The problem with that program was that it was busy-waiting instead of doing something like select(). It's a big problem when a program does this.

Review of the FD_* macros:
I think that the FD_* macros cause some of their confusion simply because of the terminology embodied in their names. They use terminology reminiscent of digital logic (e.g. CSC 258), based on the fact that you are turning on and off bits in a word.

So, the function to set the value to the empty set is FD_ZERO, because it sets the value of that int (or long or whatever it is) to the integer zero, which has all bits zero, which means that no elements are in the set.

The function FD_SET "sets" the bit, meaning that it makes it one. The function FD_CLR "clears" the bit, meaning that it makes it zero.

Similarly, "FD_ISSET" is not checking whether or not something is a mathematical set; it's checking whether a bit is set, which means that the given item is an element of that fd_set value.

You may prefer to use more modern abstract-data-type terminology:

fd_set: type of a set of file descriptors (a "set" abstract data type is like a list, but is unordered)
FD_ZERO: make the fd_set value the empty set (ignore the word "ZERO")
FD_SET: add the fd value into the fd_set value (ignore the word "SET")
FD_CLR: remove the fd value from the fd_set value
FD_ISSET: check whether the fd value is in the fd_set (ignore the word "SET" — it's "IS_MEMBER", and the subject of this predicate is the fd)

★ ★ ★

Given problem A. Name every macro that the review of the FD_* macros discusses.
Given problem B.
Answer from the review of the FD_* macros:
(i) What was the program at the start doing instead of something like select()?
(ii) Which course is cited as an example of digital logic?
(iii) In the abstract-data-type terms, how does a "set" differ from a list?
Given problem C. Extract everything in the review of the FD_* macros from "You may prefer" down to "predicate is the fd)".

★ ★ ★

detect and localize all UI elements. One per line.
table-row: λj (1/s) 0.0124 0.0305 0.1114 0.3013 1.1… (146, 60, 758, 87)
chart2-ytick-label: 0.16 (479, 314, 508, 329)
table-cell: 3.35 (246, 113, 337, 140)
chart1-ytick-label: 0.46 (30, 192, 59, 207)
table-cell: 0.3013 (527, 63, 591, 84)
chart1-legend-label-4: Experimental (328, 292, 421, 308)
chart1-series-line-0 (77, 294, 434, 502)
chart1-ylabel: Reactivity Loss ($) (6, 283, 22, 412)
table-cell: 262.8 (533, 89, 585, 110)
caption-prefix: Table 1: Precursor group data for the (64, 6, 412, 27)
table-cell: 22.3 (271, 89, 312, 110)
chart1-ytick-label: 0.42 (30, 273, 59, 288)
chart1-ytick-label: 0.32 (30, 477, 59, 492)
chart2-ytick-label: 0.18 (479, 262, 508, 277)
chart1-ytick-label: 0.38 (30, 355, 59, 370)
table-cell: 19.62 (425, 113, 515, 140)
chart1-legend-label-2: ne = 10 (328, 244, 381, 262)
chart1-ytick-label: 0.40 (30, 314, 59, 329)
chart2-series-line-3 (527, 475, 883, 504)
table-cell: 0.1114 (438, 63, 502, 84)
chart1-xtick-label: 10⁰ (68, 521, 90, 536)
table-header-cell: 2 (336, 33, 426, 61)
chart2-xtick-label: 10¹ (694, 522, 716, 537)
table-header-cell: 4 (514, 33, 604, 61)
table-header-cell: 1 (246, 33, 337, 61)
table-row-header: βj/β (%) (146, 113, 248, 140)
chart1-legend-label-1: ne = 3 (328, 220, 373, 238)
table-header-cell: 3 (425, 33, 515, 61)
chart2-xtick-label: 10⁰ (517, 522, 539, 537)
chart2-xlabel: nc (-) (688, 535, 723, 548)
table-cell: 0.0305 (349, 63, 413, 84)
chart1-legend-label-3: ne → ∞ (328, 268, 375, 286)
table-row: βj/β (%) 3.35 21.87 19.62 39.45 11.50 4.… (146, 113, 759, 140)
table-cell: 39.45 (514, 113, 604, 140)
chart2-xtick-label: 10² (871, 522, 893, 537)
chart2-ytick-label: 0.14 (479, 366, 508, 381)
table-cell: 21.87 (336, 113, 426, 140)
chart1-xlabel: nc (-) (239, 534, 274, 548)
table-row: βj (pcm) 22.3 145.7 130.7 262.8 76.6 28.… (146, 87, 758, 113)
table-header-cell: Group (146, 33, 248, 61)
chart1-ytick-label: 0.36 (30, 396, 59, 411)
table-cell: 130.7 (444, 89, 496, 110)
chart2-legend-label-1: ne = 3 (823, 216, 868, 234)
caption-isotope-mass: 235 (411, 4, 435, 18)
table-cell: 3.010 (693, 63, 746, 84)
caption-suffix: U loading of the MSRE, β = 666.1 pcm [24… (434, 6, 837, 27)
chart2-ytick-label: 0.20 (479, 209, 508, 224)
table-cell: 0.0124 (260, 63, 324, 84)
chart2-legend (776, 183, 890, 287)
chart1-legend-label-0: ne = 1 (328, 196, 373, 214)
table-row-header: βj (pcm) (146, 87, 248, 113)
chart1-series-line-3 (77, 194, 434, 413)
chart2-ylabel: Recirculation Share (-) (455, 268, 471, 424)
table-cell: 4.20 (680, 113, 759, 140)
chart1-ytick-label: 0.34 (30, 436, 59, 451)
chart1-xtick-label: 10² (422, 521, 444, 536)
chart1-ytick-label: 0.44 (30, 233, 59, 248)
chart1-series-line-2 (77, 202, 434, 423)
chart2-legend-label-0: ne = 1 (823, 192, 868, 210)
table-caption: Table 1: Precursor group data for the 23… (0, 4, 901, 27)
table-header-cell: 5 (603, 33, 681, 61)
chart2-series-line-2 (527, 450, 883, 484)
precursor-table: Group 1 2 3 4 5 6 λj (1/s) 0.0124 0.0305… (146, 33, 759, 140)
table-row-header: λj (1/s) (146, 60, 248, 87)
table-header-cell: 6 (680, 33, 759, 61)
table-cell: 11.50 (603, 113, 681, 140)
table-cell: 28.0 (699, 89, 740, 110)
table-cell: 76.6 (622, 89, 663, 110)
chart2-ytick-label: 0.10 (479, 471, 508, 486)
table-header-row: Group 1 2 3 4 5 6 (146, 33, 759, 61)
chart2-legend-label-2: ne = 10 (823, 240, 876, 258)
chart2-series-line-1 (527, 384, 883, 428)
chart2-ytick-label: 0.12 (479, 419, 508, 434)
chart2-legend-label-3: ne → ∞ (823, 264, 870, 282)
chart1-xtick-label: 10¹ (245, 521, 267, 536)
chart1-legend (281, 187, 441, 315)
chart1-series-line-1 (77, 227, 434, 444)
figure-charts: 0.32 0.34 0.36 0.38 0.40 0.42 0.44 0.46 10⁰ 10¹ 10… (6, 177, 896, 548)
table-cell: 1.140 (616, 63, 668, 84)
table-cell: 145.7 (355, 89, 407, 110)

★ ★ ★

Correct answer A. FD_ZERO, FD_SET, FD_CLR, FD_ISSET

Correct answer B.
(i) Busy-waiting.
(ii) CSC 258.
(iii) It is unordered.

Correct answer C.
You may prefer to use more modern abstract-data-type terminology:

fd_set: type of a set of file descriptors (a "set" abstract data type is like a list, but is unordered)
FD_ZERO: make the fd_set value the empty set (ignore the word "ZERO")
FD_SET: add the fd value into the fd_set value (ignore the word "SET")
FD_CLR: remove the fd value from the fd_set value
FD_ISSET: check whether the fd value is in the fd_set (ignore the word "SET" — it's "IS_MEMBER", and the subject of this predicate is the fd)